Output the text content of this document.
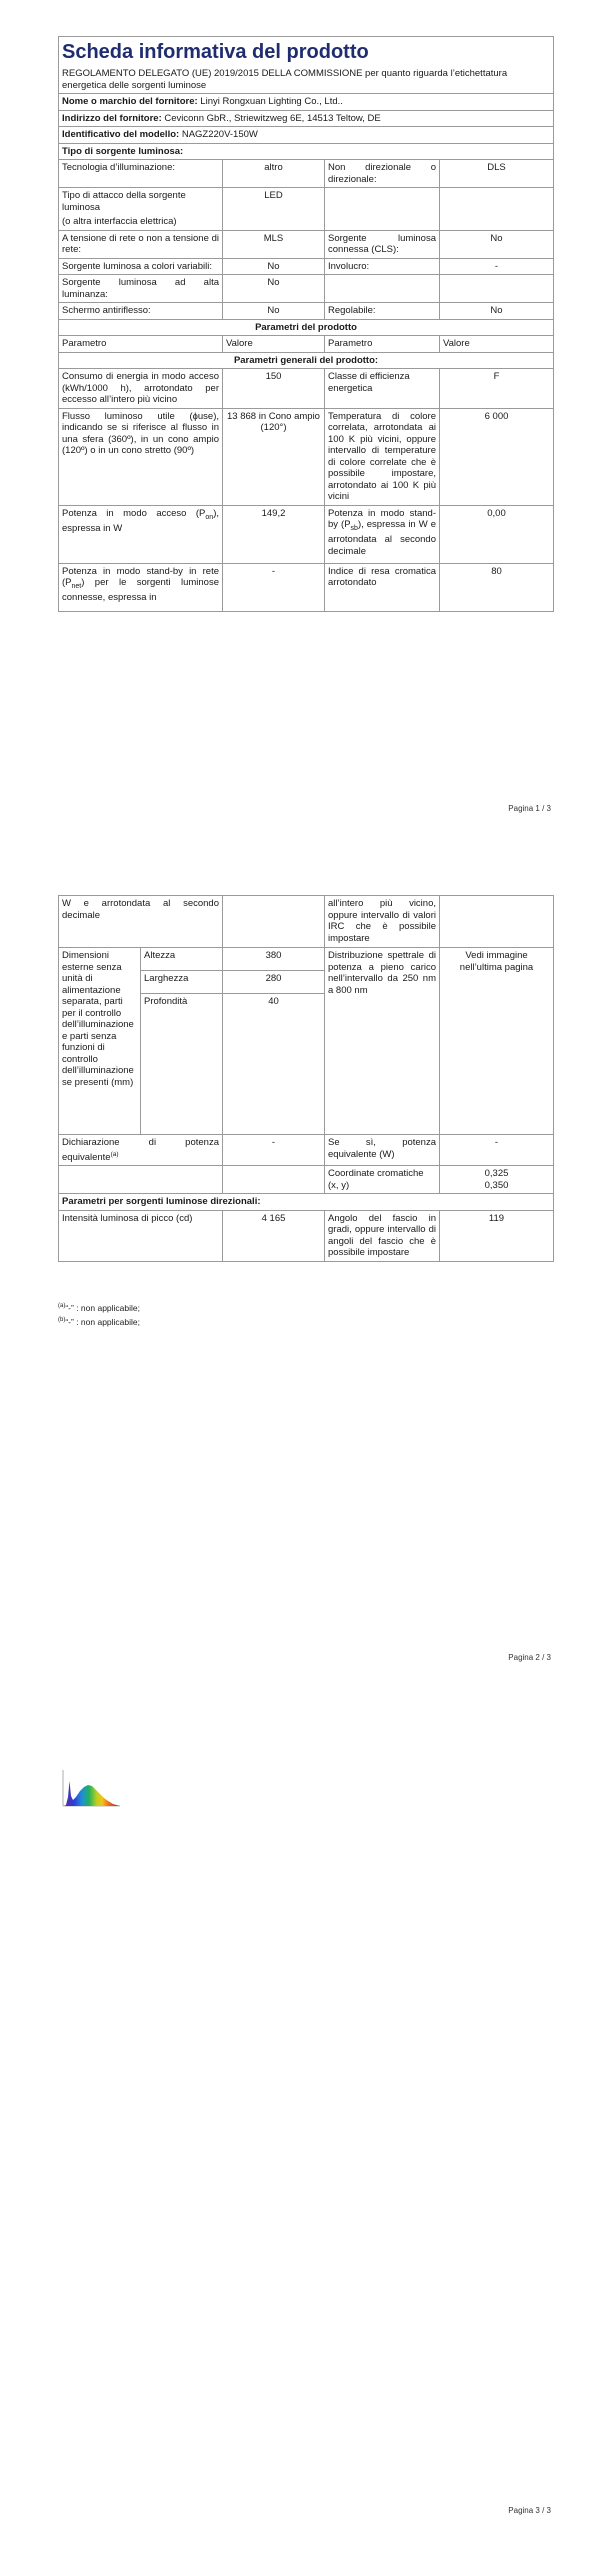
Scheda informativa del prodotto			
REGOLAMENTO DELEGATO (UE) 2019/2015 DELLA COMMISSIONE per quanto riguarda l’etichettatura energetica delle sorgenti luminose			
Nome o marchio del fornitore: Linyi Rongxuan Lighting Co., Ltd..			
Indirizzo del fornitore: Ceviconn GbR., Striewitzweg 6E, 14513 Teltow, DE			
Identificativo del modello: NAGZ220V-150W			
Tipo di sorgente luminosa:			
Tecnologia d’illuminazione:	altro	Non direzionale o direzionale:	DLS

Tipo di attacco della sorgente luminosa
(o altra interfaccia elettrica)	LED		
A tensione di rete o non a tensione di rete:	MLS	Sorgente luminosa connessa (CLS):	No
Sorgente luminosa a colori variabili:	No	Involucro:	-
Sorgente luminosa ad alta luminanza:	No		
Schermo antiriflesso:	No	Regolabile:	No
Parametri del prodotto			
Parametro	Valore	Parametro	Valore
Parametri generali del prodotto:			
Consumo di energia in modo acceso (kWh/1000 h), arrotondato per eccesso all’intero più vicino	150	Classe di efficienza energetica	F
Flusso luminoso utile (ɸuse), indicando se si riferisce al flusso in una sfera (360º), in un cono ampio (120º) o in un cono stretto (90º)	13 868 in Cono ampio (120°)	Temperatura di colore correlata, arrotondata ai 100 K più vicini, oppure intervallo di temperature di colore correlate che è possibile impostare, arrotondato ai 100 K più vicini	6 000
Potenza in modo acceso $(P_{on})$, espressa in W	149,2	Potenza in modo stand-by $(P_{sb})$, espressa in W e arrotondata al secondo decimale	0,00
Potenza in modo stand-by in rete $(P_{net})$ per le sorgenti luminose connesse, espressa in	-	Indice di resa cromatica arrotondato	80
Pagina 1 / 3
W e arrotondata al secondo decimale			all’intero più vicino, oppure intervallo di valori IRC che è possibile impostare	
Dimensioni esterne senza unità di alimentazione separata, parti per il controllo dell’illuminazione e parti senza funzioni di controllo dell’illuminazione se presenti (mm)	Altezza	380	Distribuzione spettrale di potenza a pieno carico nell’intervallo da 250 nm a 800 nm	Vedi immagine nell’ultima pagina
	Larghezza	280		
	Profondità	40		
Dichiarazione di potenza equivalente$^{(a)}$		-	Se sì, potenza equivalente (W)	-
			Coordinate cromatiche (x, y)	0,325
0,350

Parametri per sorgenti luminose direzionali:				
Intensità luminosa di picco (cd)		4 165	Angolo del fascio in gradi, oppure intervallo di angoli del fascio che è possibile impostare	119
$^{(a)}$“-” : non applicabile;
$^{(b)}$“-” : non applicabile;
Pagina 2 / 3
Pagina 3 / 3
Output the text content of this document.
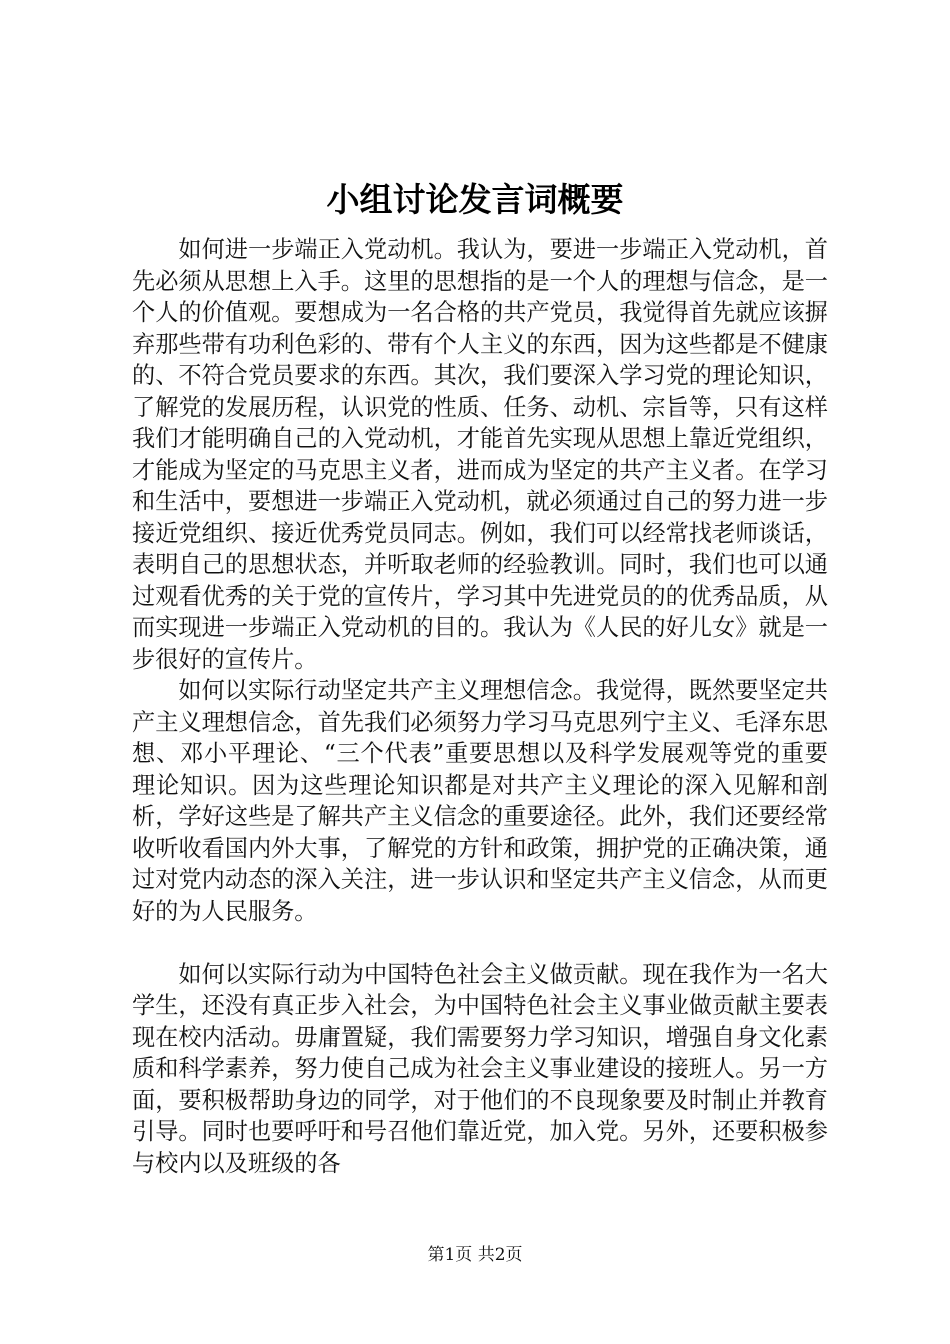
小组讨论发言词概要

如何进一步端正入党动机。我认为，要进一步端正入党动机，首先必须从思想上入手。这里的思想指的是一个人的理想与信念，是一个人的价值观。要想成为一名合格的共产党员，我觉得首先就应该摒弃那些带有功利色彩的、带有个人主义的东西，因为这些都是不健康的、不符合党员要求的东西。其次，我们要深入学习党的理论知识，了解党的发展历程，认识党的性质、任务、动机、宗旨等，只有这样我们才能明确自己的入党动机，才能首先实现从思想上靠近党组织，才能成为坚定的马克思主义者，进而成为坚定的共产主义者。在学习和生活中，要想进一步端正入党动机，就必须通过自己的努力进一步接近党组织、接近优秀党员同志。例如，我们可以经常找老师谈话，表明自己的思想状态，并听取老师的经验教训。同时，我们也可以通过观看优秀的关于党的宣传片，学习其中先进党员的的优秀品质，从而实现进一步端正入党动机的目的。我认为《人民的好儿女》就是一步很好的宣传片。

如何以实际行动坚定共产主义理想信念。我觉得，既然要坚定共产主义理想信念，首先我们必须努力学习马克思列宁主义、毛泽东思想、邓小平理论、“三个代表”重要思想以及科学发展观等党的重要理论知识。因为这些理论知识都是对共产主义理论的深入见解和剖析，学好这些是了解共产主义信念的重要途径。此外，我们还要经常收听收看国内外大事，了解党的方针和政策，拥护党的正确决策，通过对党内动态的深入关注，进一步认识和坚定共产主义信念，从而更好的为人民服务。

如何以实际行动为中国特色社会主义做贡献。现在我作为一名大学生，还没有真正步入社会，为中国特色社会主义事业做贡献主要表现在校内活动。毋庸置疑，我们需要努力学习知识，增强自身文化素质和科学素养，努力使自己成为社会主义事业建设的接班人。另一方面，要积极帮助身边的同学，对于他们的不良现象要及时制止并教育引导。同时也要呼吁和号召他们靠近党，加入党。另外，还要积极参与校内以及班级的各

第1页 共2页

###

Task:
Give every record back exactly as it reads, with no images.

Answer for this exercise:
Output the text content of this document.
Scheda informativa del prodotto			
REGOLAMENTO DELEGATO (UE) 2019/2015 DELLA COMMISSIONE per quanto riguarda l’etichettatura energetica delle sorgenti luminose			
Nome o marchio del fornitore: Linyi Rongxuan Lighting Co., Ltd..			
Indirizzo del fornitore: Ceviconn GbR., Striewitzweg 6E, 14513 Teltow, DE			
Identificativo del modello: NAGZ220V-150W			
Tipo di sorgente luminosa:			
Tecnologia d’illuminazione:	altro	Non direzionale o direzionale:	DLS

Tipo di attacco della sorgente luminosa
(o altra interfaccia elettrica)	LED		
A tensione di rete o non a tensione di rete:	MLS	Sorgente luminosa connessa (CLS):	No
Sorgente luminosa a colori variabili:	No	Involucro:	-
Sorgente luminosa ad alta luminanza:	No		
Schermo antiriflesso:	No	Regolabile:	No
Parametri del prodotto			
Parametro	Valore	Parametro	Valore
Parametri generali del prodotto:			
Consumo di energia in modo acceso (kWh/1000 h), arrotondato per eccesso all’intero più vicino	150	Classe di efficienza energetica	F
Flusso luminoso utile (ɸuse), indicando se si riferisce al flusso in una sfera (360º), in un cono ampio (120º) o in un cono stretto (90º)	13 868 in Cono ampio (120°)	Temperatura di colore correlata, arrotondata ai 100 K più vicini, oppure intervallo di temperature di colore correlate che è possibile impostare, arrotondato ai 100 K più vicini	6 000
Potenza in modo acceso $(P_{on})$, espressa in W	149,2	Potenza in modo stand-by $(P_{sb})$, espressa in W e arrotondata al secondo decimale	0,00
Potenza in modo stand-by in rete $(P_{net})$ per le sorgenti luminose connesse, espressa in	-	Indice di resa cromatica arrotondato	80
Pagina 1 / 3
W e arrotondata al secondo decimale			all’intero più vicino, oppure intervallo di valori IRC che è possibile impostare	
Dimensioni esterne senza unità di alimentazione separata, parti per il controllo dell’illuminazione e parti senza funzioni di controllo dell’illuminazione se presenti (mm)	Altezza	380	Distribuzione spettrale di potenza a pieno carico nell’intervallo da 250 nm a 800 nm	Vedi immagine nell’ultima pagina
	Larghezza	280		
	Profondità	40		
Dichiarazione di potenza equivalente$^{(a)}$		-	Se sì, potenza equivalente (W)	-
			Coordinate cromatiche (x, y)	0,325
0,350

Parametri per sorgenti luminose direzionali:				
Intensità luminosa di picco (cd)		4 165	Angolo del fascio in gradi, oppure intervallo di angoli del fascio che è possibile impostare	119
$^{(a)}$“-” : non applicabile;
$^{(b)}$“-” : non applicabile;
Pagina 2 / 3
Pagina 3 / 3
Output the text content of this document.
小组讨论发言词概要

如何进一步端正入党动机。我认为，要进一步端正入党动机，首先必须从思想上入手。这里的思想指的是一个人的理想与信念，是一个人的价值观。要想成为一名合格的共产党员，我觉得首先就应该摒弃那些带有功利色彩的、带有个人主义的东西，因为这些都是不健康的、不符合党员要求的东西。其次，我们要深入学习党的理论知识，了解党的发展历程，认识党的性质、任务、动机、宗旨等，只有这样我们才能明确自己的入党动机，才能首先实现从思想上靠近党组织，才能成为坚定的马克思主义者，进而成为坚定的共产主义者。在学习和生活中，要想进一步端正入党动机，就必须通过自己的努力进一步接近党组织、接近优秀党员同志。例如，我们可以经常找老师谈话，表明自己的思想状态，并听取老师的经验教训。同时，我们也可以通过观看优秀的关于党的宣传片，学习其中先进党员的的优秀品质，从而实现进一步端正入党动机的目的。我认为《人民的好儿女》就是一步很好的宣传片。

如何以实际行动坚定共产主义理想信念。我觉得，既然要坚定共产主义理想信念，首先我们必须努力学习马克思列宁主义、毛泽东思想、邓小平理论、“三个代表”重要思想以及科学发展观等党的重要理论知识。因为这些理论知识都是对共产主义理论的深入见解和剖析，学好这些是了解共产主义信念的重要途径。此外，我们还要经常收听收看国内外大事，了解党的方针和政策，拥护党的正确决策，通过对党内动态的深入关注，进一步认识和坚定共产主义信念，从而更好的为人民服务。

如何以实际行动为中国特色社会主义做贡献。现在我作为一名大学生，还没有真正步入社会，为中国特色社会主义事业做贡献主要表现在校内活动。毋庸置疑，我们需要努力学习知识，增强自身文化素质和科学素养，努力使自己成为社会主义事业建设的接班人。另一方面，要积极帮助身边的同学，对于他们的不良现象要及时制止并教育引导。同时也要呼吁和号召他们靠近党，加入党。另外，还要积极参与校内以及班级的各

第1页 共2页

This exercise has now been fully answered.